**JOB**
Extract all of the entries and give them again, word for word.

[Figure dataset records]
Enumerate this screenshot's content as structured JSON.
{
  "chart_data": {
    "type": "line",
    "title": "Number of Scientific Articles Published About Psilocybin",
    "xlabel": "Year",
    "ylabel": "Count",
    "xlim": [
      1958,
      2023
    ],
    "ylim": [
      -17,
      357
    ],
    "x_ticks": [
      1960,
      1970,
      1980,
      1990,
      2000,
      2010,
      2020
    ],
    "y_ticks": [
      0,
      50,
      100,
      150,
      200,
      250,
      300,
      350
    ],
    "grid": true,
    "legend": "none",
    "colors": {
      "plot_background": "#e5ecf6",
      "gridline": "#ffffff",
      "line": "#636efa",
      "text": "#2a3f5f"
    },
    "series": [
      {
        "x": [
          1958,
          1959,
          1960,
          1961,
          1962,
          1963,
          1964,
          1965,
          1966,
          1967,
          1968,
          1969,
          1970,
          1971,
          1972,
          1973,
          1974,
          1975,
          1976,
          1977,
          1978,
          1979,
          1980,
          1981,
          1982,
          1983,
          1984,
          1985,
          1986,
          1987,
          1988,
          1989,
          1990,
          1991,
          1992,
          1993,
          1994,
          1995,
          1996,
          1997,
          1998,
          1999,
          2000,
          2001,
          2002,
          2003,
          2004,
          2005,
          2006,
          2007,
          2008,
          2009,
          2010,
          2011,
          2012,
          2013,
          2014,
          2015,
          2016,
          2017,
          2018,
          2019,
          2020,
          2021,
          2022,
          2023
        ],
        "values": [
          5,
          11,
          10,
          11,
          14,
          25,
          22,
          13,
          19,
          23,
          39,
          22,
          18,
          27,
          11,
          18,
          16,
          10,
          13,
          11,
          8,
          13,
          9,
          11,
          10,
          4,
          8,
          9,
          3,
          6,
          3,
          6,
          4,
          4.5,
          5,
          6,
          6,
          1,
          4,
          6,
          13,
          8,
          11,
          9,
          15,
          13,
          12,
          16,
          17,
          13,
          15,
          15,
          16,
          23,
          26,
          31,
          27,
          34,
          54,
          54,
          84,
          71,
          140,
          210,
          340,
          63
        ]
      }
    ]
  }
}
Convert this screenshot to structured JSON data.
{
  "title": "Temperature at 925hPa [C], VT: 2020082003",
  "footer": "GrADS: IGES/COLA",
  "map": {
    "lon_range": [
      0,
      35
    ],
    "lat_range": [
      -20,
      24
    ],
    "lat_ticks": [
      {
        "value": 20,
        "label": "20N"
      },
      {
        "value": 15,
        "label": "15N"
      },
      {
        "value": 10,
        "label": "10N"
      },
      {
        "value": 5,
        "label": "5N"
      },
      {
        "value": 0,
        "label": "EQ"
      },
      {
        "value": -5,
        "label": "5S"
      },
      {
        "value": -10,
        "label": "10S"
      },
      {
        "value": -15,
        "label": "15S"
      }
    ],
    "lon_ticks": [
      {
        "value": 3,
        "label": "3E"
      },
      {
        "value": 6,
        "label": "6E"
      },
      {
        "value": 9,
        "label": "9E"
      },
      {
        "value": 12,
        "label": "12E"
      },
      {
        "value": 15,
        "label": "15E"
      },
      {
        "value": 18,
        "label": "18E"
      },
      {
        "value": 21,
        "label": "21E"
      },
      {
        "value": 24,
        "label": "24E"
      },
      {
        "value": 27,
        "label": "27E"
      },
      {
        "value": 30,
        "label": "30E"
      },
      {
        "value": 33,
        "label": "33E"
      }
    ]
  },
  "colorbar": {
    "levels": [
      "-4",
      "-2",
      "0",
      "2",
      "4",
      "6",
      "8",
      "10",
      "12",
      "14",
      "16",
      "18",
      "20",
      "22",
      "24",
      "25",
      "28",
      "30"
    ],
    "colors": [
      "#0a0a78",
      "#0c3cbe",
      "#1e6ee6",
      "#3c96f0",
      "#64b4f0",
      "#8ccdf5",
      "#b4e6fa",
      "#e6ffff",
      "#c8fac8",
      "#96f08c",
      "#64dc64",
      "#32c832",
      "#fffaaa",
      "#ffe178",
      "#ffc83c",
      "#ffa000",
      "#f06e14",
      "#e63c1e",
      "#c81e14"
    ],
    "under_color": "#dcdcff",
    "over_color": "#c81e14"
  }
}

**WORKED SOLUTION**
Enumerate this screenshot's content as structured JSON.
{
  "chart_data": {
    "type": "line",
    "title": "Number of Scientific Articles Published About Psilocybin",
    "xlabel": "Year",
    "ylabel": "Count",
    "xlim": [
      1958,
      2023
    ],
    "ylim": [
      -17,
      357
    ],
    "x_ticks": [
      1960,
      1970,
      1980,
      1990,
      2000,
      2010,
      2020
    ],
    "y_ticks": [
      0,
      50,
      100,
      150,
      200,
      250,
      300,
      350
    ],
    "grid": true,
    "legend": "none",
    "colors": {
      "plot_background": "#e5ecf6",
      "gridline": "#ffffff",
      "line": "#636efa",
      "text": "#2a3f5f"
    },
    "series": [
      {
        "x": [
          1958,
          1959,
          1960,
          1961,
          1962,
          1963,
          1964,
          1965,
          1966,
          1967,
          1968,
          1969,
          1970,
          1971,
          1972,
          1973,
          1974,
          1975,
          1976,
          1977,
          1978,
          1979,
          1980,
          1981,
          1982,
          1983,
          1984,
          1985,
          1986,
          1987,
          1988,
          1989,
          1990,
          1991,
          1992,
          1993,
          1994,
          1995,
          1996,
          1997,
          1998,
          1999,
          2000,
          2001,
          2002,
          2003,
          2004,
          2005,
          2006,
          2007,
          2008,
          2009,
          2010,
          2011,
          2012,
          2013,
          2014,
          2015,
          2016,
          2017,
          2018,
          2019,
          2020,
          2021,
          2022,
          2023
        ],
        "values": [
          5,
          11,
          10,
          11,
          14,
          25,
          22,
          13,
          19,
          23,
          39,
          22,
          18,
          27,
          11,
          18,
          16,
          10,
          13,
          11,
          8,
          13,
          9,
          11,
          10,
          4,
          8,
          9,
          3,
          6,
          3,
          6,
          4,
          4.5,
          5,
          6,
          6,
          1,
          4,
          6,
          13,
          8,
          11,
          9,
          15,
          13,
          12,
          16,
          17,
          13,
          15,
          15,
          16,
          23,
          26,
          31,
          27,
          34,
          54,
          54,
          84,
          71,
          140,
          210,
          340,
          63
        ]
      }
    ]
  }
}
Convert this screenshot to structured JSON data.
{
  "title": "Temperature at 925hPa [C], VT: 2020082003",
  "footer": "GrADS: IGES/COLA",
  "map": {
    "lon_range": [
      0,
      35
    ],
    "lat_range": [
      -20,
      24
    ],
    "lat_ticks": [
      {
        "value": 20,
        "label": "20N"
      },
      {
        "value": 15,
        "label": "15N"
      },
      {
        "value": 10,
        "label": "10N"
      },
      {
        "value": 5,
        "label": "5N"
      },
      {
        "value": 0,
        "label": "EQ"
      },
      {
        "value": -5,
        "label": "5S"
      },
      {
        "value": -10,
        "label": "10S"
      },
      {
        "value": -15,
        "label": "15S"
      }
    ],
    "lon_ticks": [
      {
        "value": 3,
        "label": "3E"
      },
      {
        "value": 6,
        "label": "6E"
      },
      {
        "value": 9,
        "label": "9E"
      },
      {
        "value": 12,
        "label": "12E"
      },
      {
        "value": 15,
        "label": "15E"
      },
      {
        "value": 18,
        "label": "18E"
      },
      {
        "value": 21,
        "label": "21E"
      },
      {
        "value": 24,
        "label": "24E"
      },
      {
        "value": 27,
        "label": "27E"
      },
      {
        "value": 30,
        "label": "30E"
      },
      {
        "value": 33,
        "label": "33E"
      }
    ]
  },
  "colorbar": {
    "levels": [
      "-4",
      "-2",
      "0",
      "2",
      "4",
      "6",
      "8",
      "10",
      "12",
      "14",
      "16",
      "18",
      "20",
      "22",
      "24",
      "25",
      "28",
      "30"
    ],
    "colors": [
      "#0a0a78",
      "#0c3cbe",
      "#1e6ee6",
      "#3c96f0",
      "#64b4f0",
      "#8ccdf5",
      "#b4e6fa",
      "#e6ffff",
      "#c8fac8",
      "#96f08c",
      "#64dc64",
      "#32c832",
      "#fffaaa",
      "#ffe178",
      "#ffc83c",
      "#ffa000",
      "#f06e14",
      "#e63c1e",
      "#c81e14"
    ],
    "under_color": "#dcdcff",
    "over_color": "#c81e14"
  }
}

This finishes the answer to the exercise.